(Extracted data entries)
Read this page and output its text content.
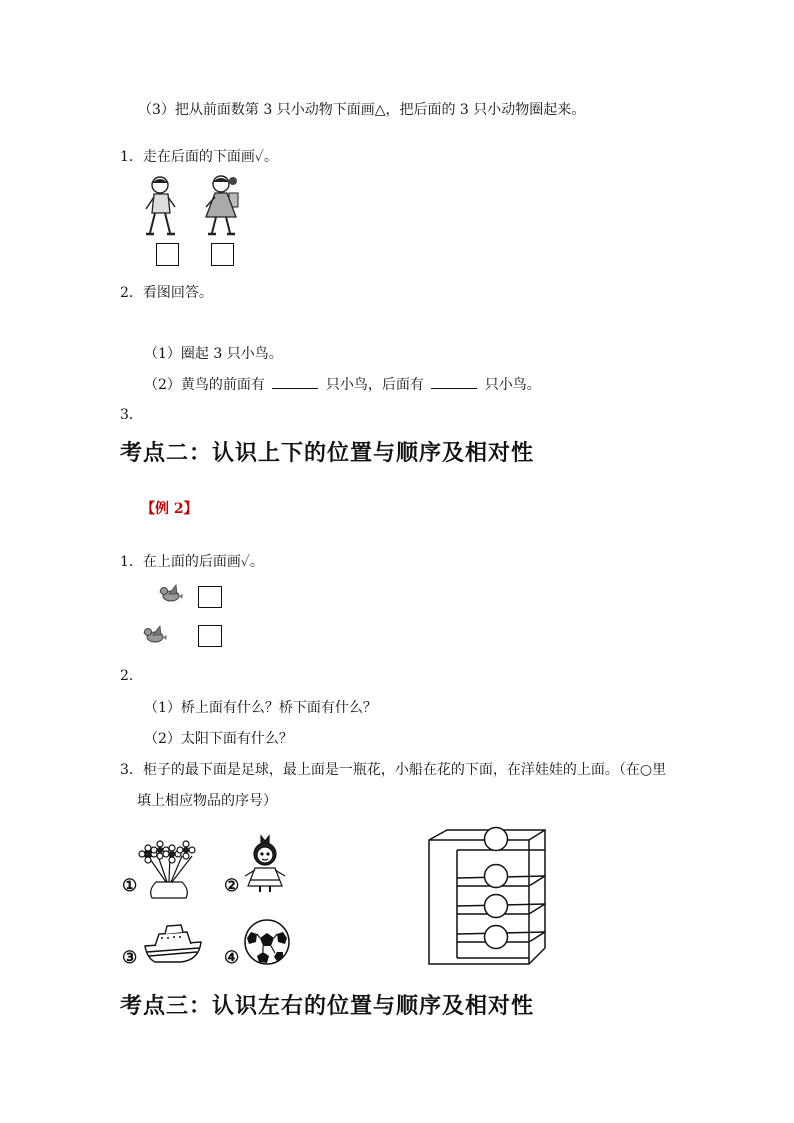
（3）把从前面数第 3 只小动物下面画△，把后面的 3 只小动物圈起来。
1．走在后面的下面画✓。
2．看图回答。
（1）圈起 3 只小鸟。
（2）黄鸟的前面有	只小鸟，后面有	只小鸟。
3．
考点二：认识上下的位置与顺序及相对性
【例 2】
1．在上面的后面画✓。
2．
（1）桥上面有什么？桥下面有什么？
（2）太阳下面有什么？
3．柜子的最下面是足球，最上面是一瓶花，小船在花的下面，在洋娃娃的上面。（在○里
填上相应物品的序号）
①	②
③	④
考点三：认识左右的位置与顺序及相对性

* _WHAT TO DO_: From the data above, write out everything exactly except the pictures.

* _WRITTEN ANSWER_:
Read this page and output its text content.
（3）把从前面数第 3 只小动物下面画△，把后面的 3 只小动物圈起来。
1．走在后面的下面画✓。
2．看图回答。
（1）圈起 3 只小鸟。
（2）黄鸟的前面有	只小鸟，后面有	只小鸟。
3．
考点二：认识上下的位置与顺序及相对性
【例 2】
1．在上面的后面画✓。
2．
（1）桥上面有什么？桥下面有什么？
（2）太阳下面有什么？
3．柜子的最下面是足球，最上面是一瓶花，小船在花的下面，在洋娃娃的上面。（在○里
填上相应物品的序号）
①	②
③	④
考点三：认识左右的位置与顺序及相对性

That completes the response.